start

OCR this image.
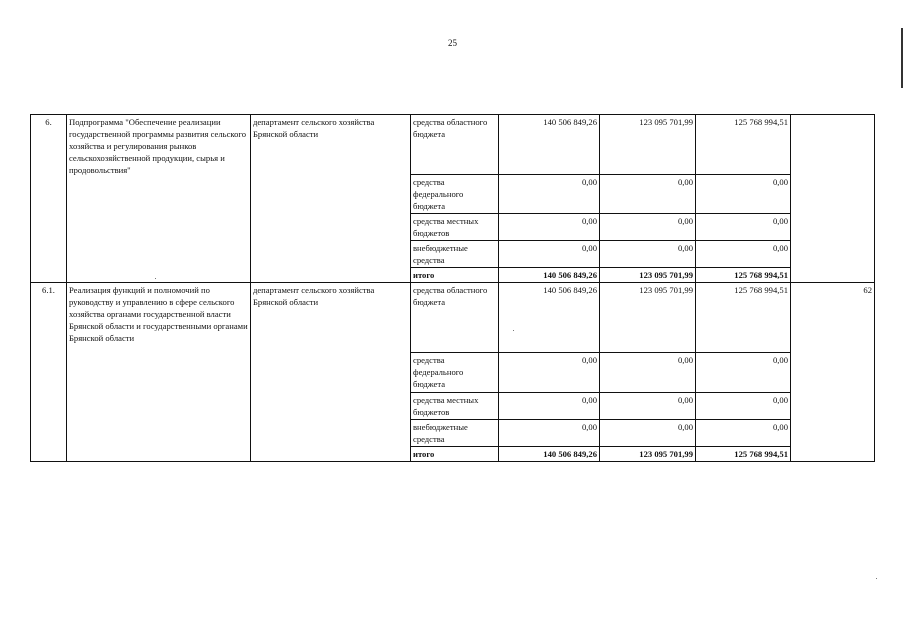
25
6.	Подпрограмма "Обеспечение реализации государственной программы развития сельского хозяйства и регулирования рынков сельскохозяйственной продукции, сырья и продовольствия"	департамент сельского хозяйства Брянской области	средства областного бюджета	140 506 849,26	123 095 701,99	125 768 994,51	
			средства федерального бюджета	0,00	0,00	0,00	
			средства местных бюджетов	0,00	0,00	0,00	
			внебюджетные средства	0,00	0,00	0,00	
			итого	140 506 849,26	123 095 701,99	125 768 994,51	
6.1.	Реализация функций и полномочий по руководству и управлению в сфере сельского хозяйства органами государственной власти Брянской области и государственными органами Брянской области	департамент сельского хозяйства Брянской области	средства областного бюджета	140 506 849,26	123 095 701,99	125 768 994,51	62
			средства федерального бюджета	0,00	0,00	0,00	
			средства местных бюджетов	0,00	0,00	0,00	
			внебюджетные средства	0,00	0,00	0,00	
			итого	140 506 849,26	123 095 701,99	125 768 994,51	
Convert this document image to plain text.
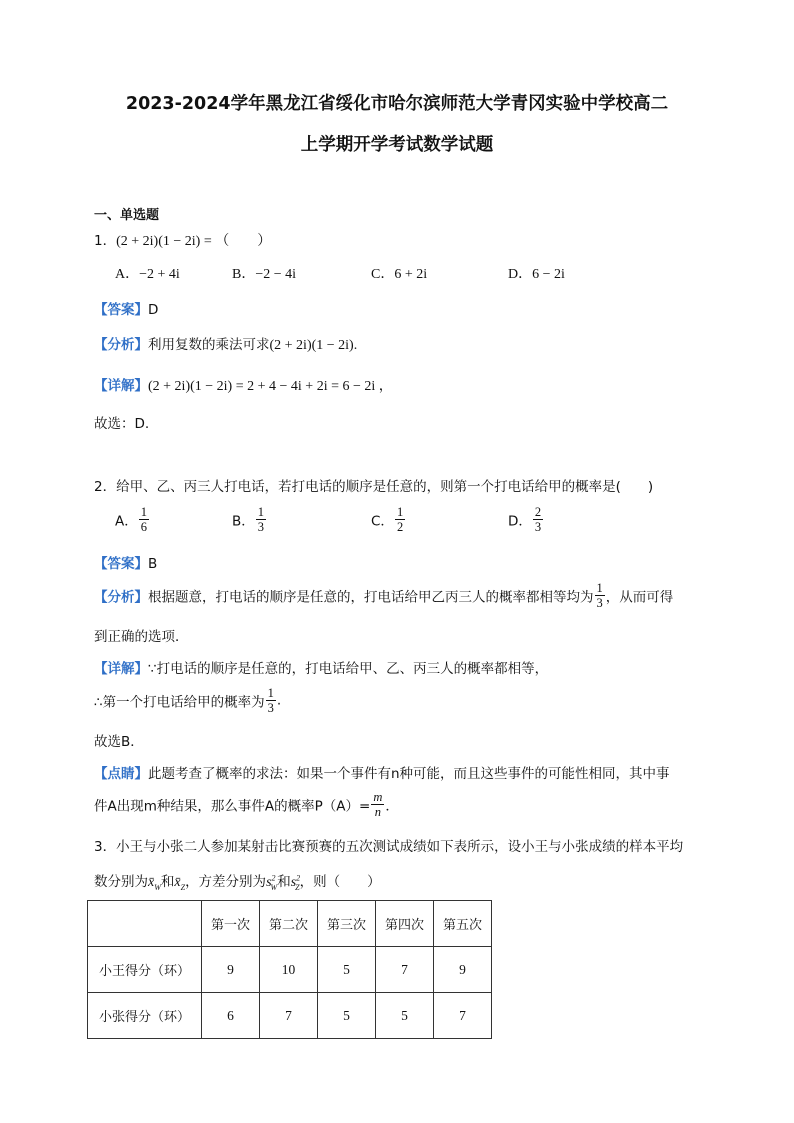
2023-2024学年黑龙江省绥化市哈尔滨师范大学青冈实验中学校高二
上学期开学考试数学试题
一、单选题
1．(2 + 2i)(1 − 2i) = （　　）
A．−2 + 4i	B．−2 − 4i	C．6 + 2i	D．6 − 2i
【答案】D
【分析】利用复数的乘法可求(2 + 2i)(1 − 2i).
【详解】(2 + 2i)(1 − 2i) = 2 + 4 − 4i + 2i = 6 − 2i ，
故选：D.
2．给甲、乙、丙三人打电话，若打电话的顺序是任意的，则第一个打电话给甲的概率是(　　)
A． $\frac{1}{6}$	B． $\frac{1}{3}$	C． $\frac{1}{2}$	D． $\frac{2}{3}$
【答案】B
【分析】根据题意，打电话的顺序是任意的，打电话给甲乙丙三人的概率都相等均为 $\frac{1}{3}$ ，从而可得
到正确的选项．
【详解】∵打电话的顺序是任意的，打电话给甲、乙、丙三人的概率都相等，
∴第一个打电话给甲的概率为 $\frac{1}{3}$ .
故选B．
【点睛】此题考查了概率的求法：如果一个事件有n种可能，而且这些事件的可能性相同，其中事
件A出现m种结果，那么事件A的概率$P(A)= \frac{m}{n}$ ．
3．小王与小张二人参加某射击比赛预赛的五次测试成绩如下表所示，设小王与小张成绩的样本平均
数分别为$x̄_W$和$x̄_Z$，方差分别为$s^2_W$和$s^2_Z$，则（　　）
	第一次	第二次	第三次	第四次	第五次
小王得分（环）	9	10	5	7	9
小张得分（环）	6	7	5	5	7
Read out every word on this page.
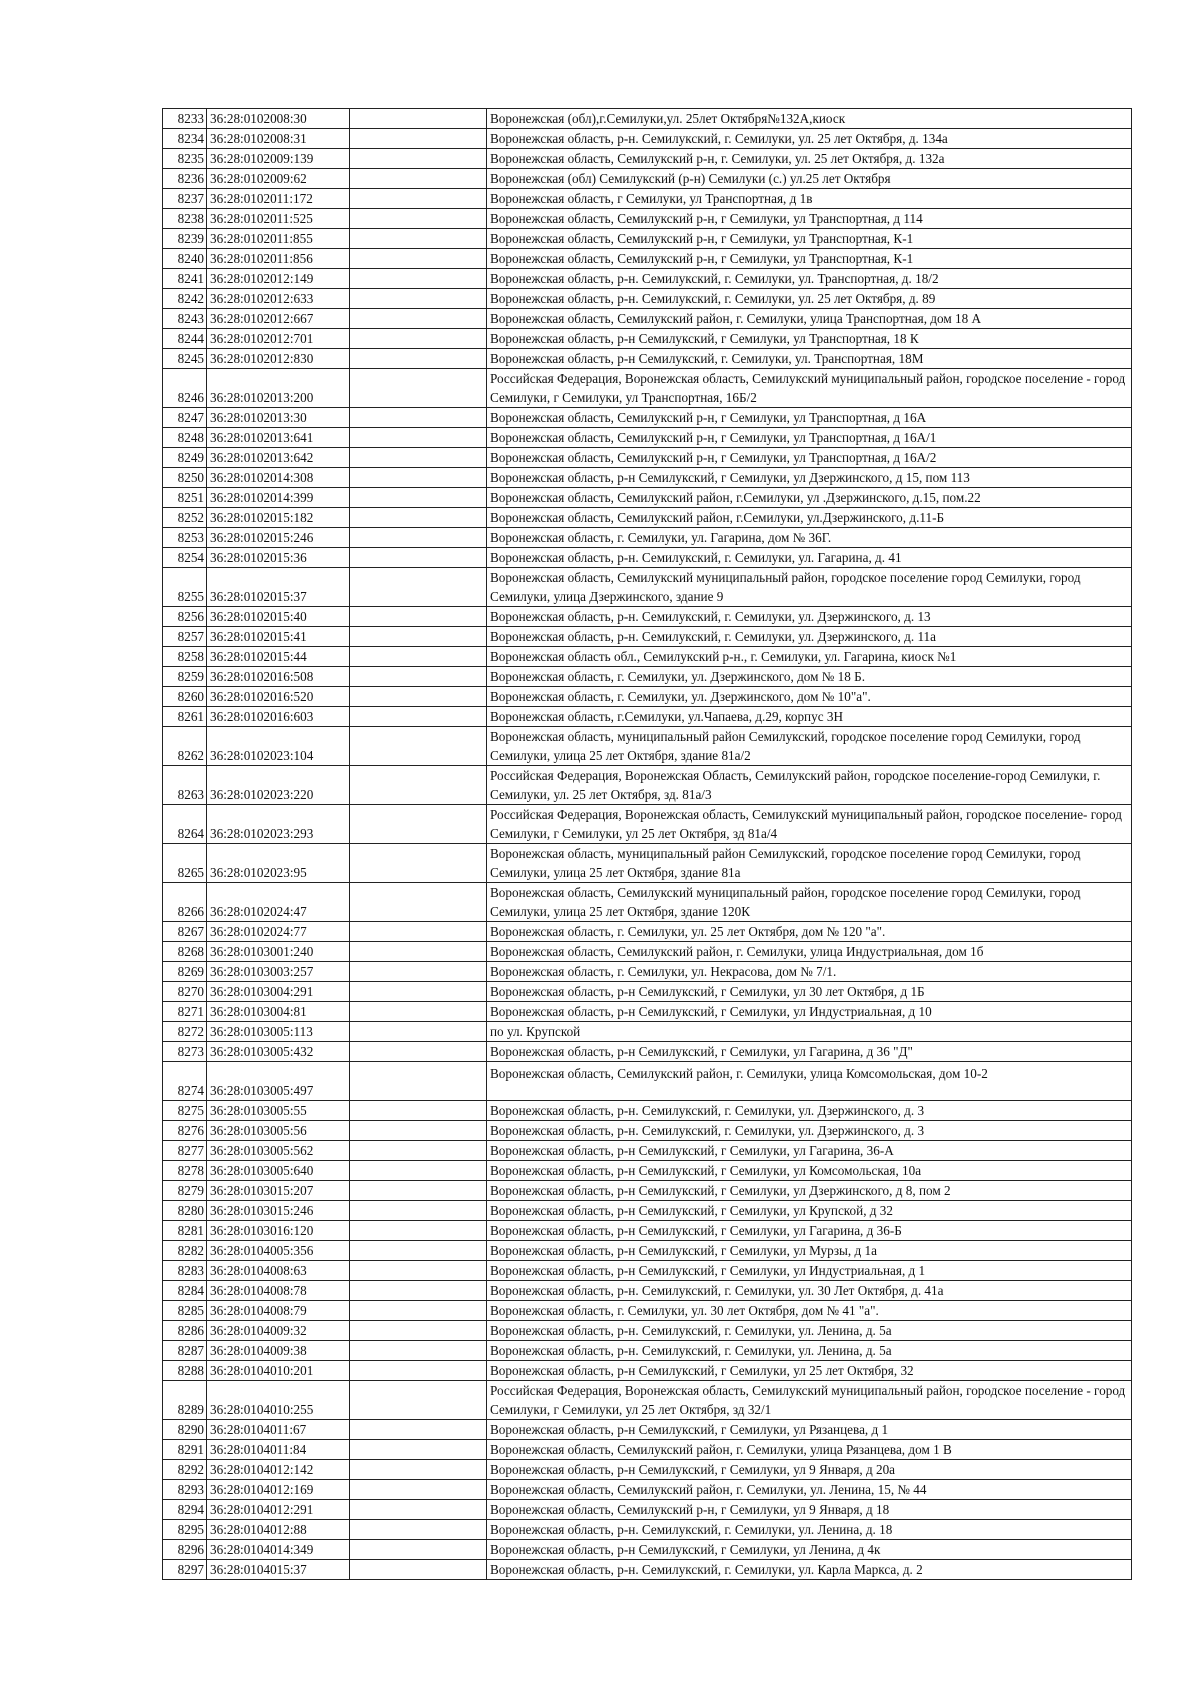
8233	36:28:0102008:30		Воронежская (обл),г.Семилуки,ул. 25лет Октября№132А,киоск
8234	36:28:0102008:31		Воронежская область, р-н. Семилукский, г. Семилуки, ул. 25 лет Октября, д. 134а
8235	36:28:0102009:139		Воронежская область, Семилукский р-н, г. Семилуки, ул. 25 лет Октября, д. 132а
8236	36:28:0102009:62		Воронежская (обл) Семилукский (р-н) Семилуки (с.) ул.25 лет Октября
8237	36:28:0102011:172		Воронежская область, г Семилуки, ул Транспортная, д 1в
8238	36:28:0102011:525		Воронежская область, Семилукский р-н, г Семилуки, ул Транспортная, д 114
8239	36:28:0102011:855		Воронежская область, Семилукский р-н, г Семилуки, ул Транспортная, К-1
8240	36:28:0102011:856		Воронежская область, Семилукский р-н, г Семилуки, ул Транспортная, К-1
8241	36:28:0102012:149		Воронежская область, р-н. Семилукский, г. Семилуки, ул. Транспортная, д. 18/2
8242	36:28:0102012:633		Воронежская область, р-н. Семилукский, г. Семилуки, ул. 25 лет Октября, д. 89
8243	36:28:0102012:667		Воронежская область, Семилукский район, г. Семилуки, улица Транспортная, дом 18 А
8244	36:28:0102012:701		Воронежская область, р-н Семилукский, г Семилуки, ул Транспортная, 18 К
8245	36:28:0102012:830		Воронежская область, р-н Семилукский, г. Семилуки, ул. Транспортная, 18М
8246	36:28:0102013:200		Российская Федерация, Воронежская область, Семилукский муниципальный район, городское поселение - город Семилуки, г Семилуки, ул Транспортная, 16Б/2
8247	36:28:0102013:30		Воронежская область, Семилукский р-н, г Семилуки, ул Транспортная, д 16А
8248	36:28:0102013:641		Воронежская область, Семилукский р-н, г Семилуки, ул Транспортная, д 16А/1
8249	36:28:0102013:642		Воронежская область, Семилукский р-н, г Семилуки, ул Транспортная, д 16А/2
8250	36:28:0102014:308		Воронежская область, р-н Семилукский, г Семилуки, ул Дзержинского, д 15, пом 113
8251	36:28:0102014:399		Воронежская область, Семилукский район, г.Семилуки, ул .Дзержинского, д.15, пом.22
8252	36:28:0102015:182		Воронежская область, Семилукский район, г.Семилуки, ул.Дзержинского, д.11-Б
8253	36:28:0102015:246		Воронежская область, г. Семилуки, ул. Гагарина, дом № 36Г.
8254	36:28:0102015:36		Воронежская область, р-н. Семилукский, г. Семилуки, ул. Гагарина, д. 41
8255	36:28:0102015:37		Воронежская область, Семилукский муниципальный район, городское поселение город Семилуки, город Семилуки, улица Дзержинского, здание 9
8256	36:28:0102015:40		Воронежская область, р-н. Семилукский, г. Семилуки, ул. Дзержинского, д. 13
8257	36:28:0102015:41		Воронежская область, р-н. Семилукский, г. Семилуки, ул. Дзержинского, д. 11а
8258	36:28:0102015:44		Воронежская область обл., Семилукский р-н., г. Семилуки, ул. Гагарина, киоск №1
8259	36:28:0102016:508		Воронежская область, г. Семилуки, ул. Дзержинского, дом № 18 Б.
8260	36:28:0102016:520		Воронежская область, г. Семилуки, ул. Дзержинского, дом № 10"а".
8261	36:28:0102016:603		Воронежская область, г.Семилуки, ул.Чапаева, д.29, корпус 3Н
8262	36:28:0102023:104		Воронежская область, муниципальный район Семилукский, городское поселение город Семилуки, город Семилуки, улица 25 лет Октября, здание 81а/2
8263	36:28:0102023:220		Российская Федерация, Воронежская Область, Семилукский район, городское поселение-город Семилуки, г. Семилуки, ул. 25 лет Октября, зд. 81а/3
8264	36:28:0102023:293		Российская Федерация, Воронежская область, Семилукский муниципальный район, городское поселение- город Семилуки, г Семилуки, ул 25 лет Октября, зд 81а/4
8265	36:28:0102023:95		Воронежская область, муниципальный район Семилукский, городское поселение город Семилуки, город Семилуки, улица 25 лет Октября, здание 81а
8266	36:28:0102024:47		Воронежская область, Семилукский муниципальный район, городское поселение город Семилуки, город Семилуки, улица 25 лет Октября, здание 120К
8267	36:28:0102024:77		Воронежская область, г. Семилуки, ул. 25 лет Октября, дом № 120 "а".
8268	36:28:0103001:240		Воронежская область, Семилукский район, г. Семилуки, улица Индустриальная, дом 1б
8269	36:28:0103003:257		Воронежская область, г. Семилуки, ул. Некрасова, дом № 7/1.
8270	36:28:0103004:291		Воронежская область, р-н Семилукский, г Семилуки, ул 30 лет Октября, д 1Б
8271	36:28:0103004:81		Воронежская область, р-н Семилукский, г Семилуки, ул Индустриальная, д 10
8272	36:28:0103005:113		по ул. Крупской
8273	36:28:0103005:432		Воронежская область, р-н Семилукский, г Семилуки, ул Гагарина, д 36 "Д"
8274	36:28:0103005:497		Воронежская область, Семилукский район, г. Семилуки, улица Комсомольская, дом 10-2
8275	36:28:0103005:55		Воронежская область, р-н. Семилукский, г. Семилуки, ул. Дзержинского, д. 3
8276	36:28:0103005:56		Воронежская область, р-н. Семилукский, г. Семилуки, ул. Дзержинского, д. 3
8277	36:28:0103005:562		Воронежская область, р-н Семилукский, г Семилуки, ул Гагарина, 36-А
8278	36:28:0103005:640		Воронежская область, р-н Семилукский, г Семилуки, ул Комсомольская, 10а
8279	36:28:0103015:207		Воронежская область, р-н Семилукский, г Семилуки, ул Дзержинского, д 8, пом 2
8280	36:28:0103015:246		Воронежская область, р-н Семилукский, г Семилуки, ул Крупской, д 32
8281	36:28:0103016:120		Воронежская область, р-н Семилукский, г Семилуки, ул Гагарина, д 36-Б
8282	36:28:0104005:356		Воронежская область, р-н Семилукский, г Семилуки, ул Мурзы, д 1а
8283	36:28:0104008:63		Воронежская область, р-н Семилукский, г Семилуки, ул Индустриальная, д 1
8284	36:28:0104008:78		Воронежская область, р-н. Семилукский, г. Семилуки, ул. 30 Лет Октября, д. 41а
8285	36:28:0104008:79		Воронежская область, г. Семилуки, ул. 30 лет Октября, дом № 41 "а".
8286	36:28:0104009:32		Воронежская область, р-н. Семилукский, г. Семилуки, ул. Ленина, д. 5а
8287	36:28:0104009:38		Воронежская область, р-н. Семилукский, г. Семилуки, ул. Ленина, д. 5а
8288	36:28:0104010:201		Воронежская область, р-н Семилукский, г Семилуки, ул 25 лет Октября, 32
8289	36:28:0104010:255		Российская Федерация, Воронежская область, Семилукский муниципальный район, городское поселение - город Семилуки, г Семилуки, ул 25 лет Октября, зд 32/1
8290	36:28:0104011:67		Воронежская область, р-н Семилукский, г Семилуки, ул Рязанцева, д 1
8291	36:28:0104011:84		Воронежская область, Семилукский район, г. Семилуки, улица Рязанцева, дом 1 В
8292	36:28:0104012:142		Воронежская область, р-н Семилукский, г Семилуки, ул 9 Января, д 20а
8293	36:28:0104012:169		Воронежская область, Семилукский район, г. Семилуки, ул. Ленина, 15, № 44
8294	36:28:0104012:291		Воронежская область, Семилукский р-н, г Семилуки, ул 9 Января, д 18
8295	36:28:0104012:88		Воронежская область, р-н. Семилукский, г. Семилуки, ул. Ленина, д. 18
8296	36:28:0104014:349		Воронежская область, р-н Семилукский, г Семилуки, ул Ленина, д 4к
8297	36:28:0104015:37		Воронежская область, р-н. Семилукский, г. Семилуки, ул. Карла Маркса, д. 2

end

Request → What is the number of lines in this listing that contain the word "Комсомольская"? Answer with that number and nothing else.

Solution below → 2